Collection entries:
◆ ◆ ◆ ◆

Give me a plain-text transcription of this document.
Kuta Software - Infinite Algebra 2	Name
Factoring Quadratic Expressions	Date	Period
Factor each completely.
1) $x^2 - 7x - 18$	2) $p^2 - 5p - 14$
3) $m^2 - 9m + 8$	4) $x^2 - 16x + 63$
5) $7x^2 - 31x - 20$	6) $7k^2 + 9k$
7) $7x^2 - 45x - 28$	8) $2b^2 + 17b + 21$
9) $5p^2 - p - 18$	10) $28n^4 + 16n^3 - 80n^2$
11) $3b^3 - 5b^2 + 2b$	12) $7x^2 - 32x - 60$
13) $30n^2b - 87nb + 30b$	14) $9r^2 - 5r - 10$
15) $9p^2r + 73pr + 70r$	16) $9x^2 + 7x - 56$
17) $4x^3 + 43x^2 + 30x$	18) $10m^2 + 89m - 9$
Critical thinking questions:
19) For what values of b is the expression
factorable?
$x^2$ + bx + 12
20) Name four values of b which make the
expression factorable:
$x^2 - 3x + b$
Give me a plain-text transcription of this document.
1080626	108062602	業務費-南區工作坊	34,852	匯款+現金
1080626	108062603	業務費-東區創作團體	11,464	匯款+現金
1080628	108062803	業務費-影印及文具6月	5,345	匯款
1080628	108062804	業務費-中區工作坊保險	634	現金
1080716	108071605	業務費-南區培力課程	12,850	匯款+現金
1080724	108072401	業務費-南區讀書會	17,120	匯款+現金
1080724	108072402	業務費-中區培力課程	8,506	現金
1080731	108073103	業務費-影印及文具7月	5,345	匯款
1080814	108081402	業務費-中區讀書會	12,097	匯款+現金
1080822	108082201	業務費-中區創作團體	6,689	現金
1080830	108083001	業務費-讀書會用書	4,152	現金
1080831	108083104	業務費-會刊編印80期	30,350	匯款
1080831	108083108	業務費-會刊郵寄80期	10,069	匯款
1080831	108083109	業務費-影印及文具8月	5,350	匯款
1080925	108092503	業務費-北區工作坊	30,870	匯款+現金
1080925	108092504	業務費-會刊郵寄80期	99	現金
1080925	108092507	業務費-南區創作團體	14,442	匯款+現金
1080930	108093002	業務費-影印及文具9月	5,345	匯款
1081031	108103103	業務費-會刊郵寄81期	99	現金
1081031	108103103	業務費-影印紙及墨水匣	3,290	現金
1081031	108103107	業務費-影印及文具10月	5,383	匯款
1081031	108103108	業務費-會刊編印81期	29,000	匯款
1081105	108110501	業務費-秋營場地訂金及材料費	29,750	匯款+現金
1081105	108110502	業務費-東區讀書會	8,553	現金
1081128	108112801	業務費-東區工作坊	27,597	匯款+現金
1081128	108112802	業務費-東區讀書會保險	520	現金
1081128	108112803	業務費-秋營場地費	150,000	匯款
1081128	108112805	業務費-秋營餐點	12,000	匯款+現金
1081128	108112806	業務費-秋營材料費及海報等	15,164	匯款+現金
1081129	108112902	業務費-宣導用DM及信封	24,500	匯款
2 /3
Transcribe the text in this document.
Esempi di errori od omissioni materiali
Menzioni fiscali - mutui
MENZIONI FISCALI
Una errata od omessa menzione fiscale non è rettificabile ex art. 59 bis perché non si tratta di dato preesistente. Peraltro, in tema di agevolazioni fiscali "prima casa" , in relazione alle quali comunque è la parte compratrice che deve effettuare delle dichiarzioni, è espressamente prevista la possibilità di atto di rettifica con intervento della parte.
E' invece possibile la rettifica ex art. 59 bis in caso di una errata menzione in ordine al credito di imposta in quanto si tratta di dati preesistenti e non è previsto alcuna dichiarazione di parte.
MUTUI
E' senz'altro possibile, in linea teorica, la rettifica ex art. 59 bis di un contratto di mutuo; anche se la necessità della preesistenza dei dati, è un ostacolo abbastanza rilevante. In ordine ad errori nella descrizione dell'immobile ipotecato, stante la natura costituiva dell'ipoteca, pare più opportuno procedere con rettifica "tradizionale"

◆ ◆ ◆ ◆

_Task:_ Each record should come back exactly as written.

_Completed exercise:_
Give me a plain-text transcription of this document.
Kuta Software - Infinite Algebra 2	Name
Factoring Quadratic Expressions	Date	Period
Factor each completely.
1) $x^2 - 7x - 18$	2) $p^2 - 5p - 14$
3) $m^2 - 9m + 8$	4) $x^2 - 16x + 63$
5) $7x^2 - 31x - 20$	6) $7k^2 + 9k$
7) $7x^2 - 45x - 28$	8) $2b^2 + 17b + 21$
9) $5p^2 - p - 18$	10) $28n^4 + 16n^3 - 80n^2$
11) $3b^3 - 5b^2 + 2b$	12) $7x^2 - 32x - 60$
13) $30n^2b - 87nb + 30b$	14) $9r^2 - 5r - 10$
15) $9p^2r + 73pr + 70r$	16) $9x^2 + 7x - 56$
17) $4x^3 + 43x^2 + 30x$	18) $10m^2 + 89m - 9$
Critical thinking questions:
19) For what values of b is the expression
factorable?
$x^2$ + bx + 12
20) Name four values of b which make the
expression factorable:
$x^2 - 3x + b$
Give me a plain-text transcription of this document.
1080626	108062602	業務費-南區工作坊	34,852	匯款+現金
1080626	108062603	業務費-東區創作團體	11,464	匯款+現金
1080628	108062803	業務費-影印及文具6月	5,345	匯款
1080628	108062804	業務費-中區工作坊保險	634	現金
1080716	108071605	業務費-南區培力課程	12,850	匯款+現金
1080724	108072401	業務費-南區讀書會	17,120	匯款+現金
1080724	108072402	業務費-中區培力課程	8,506	現金
1080731	108073103	業務費-影印及文具7月	5,345	匯款
1080814	108081402	業務費-中區讀書會	12,097	匯款+現金
1080822	108082201	業務費-中區創作團體	6,689	現金
1080830	108083001	業務費-讀書會用書	4,152	現金
1080831	108083104	業務費-會刊編印80期	30,350	匯款
1080831	108083108	業務費-會刊郵寄80期	10,069	匯款
1080831	108083109	業務費-影印及文具8月	5,350	匯款
1080925	108092503	業務費-北區工作坊	30,870	匯款+現金
1080925	108092504	業務費-會刊郵寄80期	99	現金
1080925	108092507	業務費-南區創作團體	14,442	匯款+現金
1080930	108093002	業務費-影印及文具9月	5,345	匯款
1081031	108103103	業務費-會刊郵寄81期	99	現金
1081031	108103103	業務費-影印紙及墨水匣	3,290	現金
1081031	108103107	業務費-影印及文具10月	5,383	匯款
1081031	108103108	業務費-會刊編印81期	29,000	匯款
1081105	108110501	業務費-秋營場地訂金及材料費	29,750	匯款+現金
1081105	108110502	業務費-東區讀書會	8,553	現金
1081128	108112801	業務費-東區工作坊	27,597	匯款+現金
1081128	108112802	業務費-東區讀書會保險	520	現金
1081128	108112803	業務費-秋營場地費	150,000	匯款
1081128	108112805	業務費-秋營餐點	12,000	匯款+現金
1081128	108112806	業務費-秋營材料費及海報等	15,164	匯款+現金
1081129	108112902	業務費-宣導用DM及信封	24,500	匯款
2 /3
Transcribe the text in this document.
Esempi di errori od omissioni materiali
Menzioni fiscali - mutui
MENZIONI FISCALI
Una errata od omessa menzione fiscale non è rettificabile ex art. 59 bis perché non si tratta di dato preesistente. Peraltro, in tema di agevolazioni fiscali "prima casa" , in relazione alle quali comunque è la parte compratrice che deve effettuare delle dichiarzioni, è espressamente prevista la possibilità di atto di rettifica con intervento della parte.
E' invece possibile la rettifica ex art. 59 bis in caso di una errata menzione in ordine al credito di imposta in quanto si tratta di dati preesistenti e non è previsto alcuna dichiarazione di parte.
MUTUI
E' senz'altro possibile, in linea teorica, la rettifica ex art. 59 bis di un contratto di mutuo; anche se la necessità della preesistenza dei dati, è un ostacolo abbastanza rilevante. In ordine ad errori nella descrizione dell'immobile ipotecato, stante la natura costituiva dell'ipoteca, pare più opportuno procedere con rettifica "tradizionale"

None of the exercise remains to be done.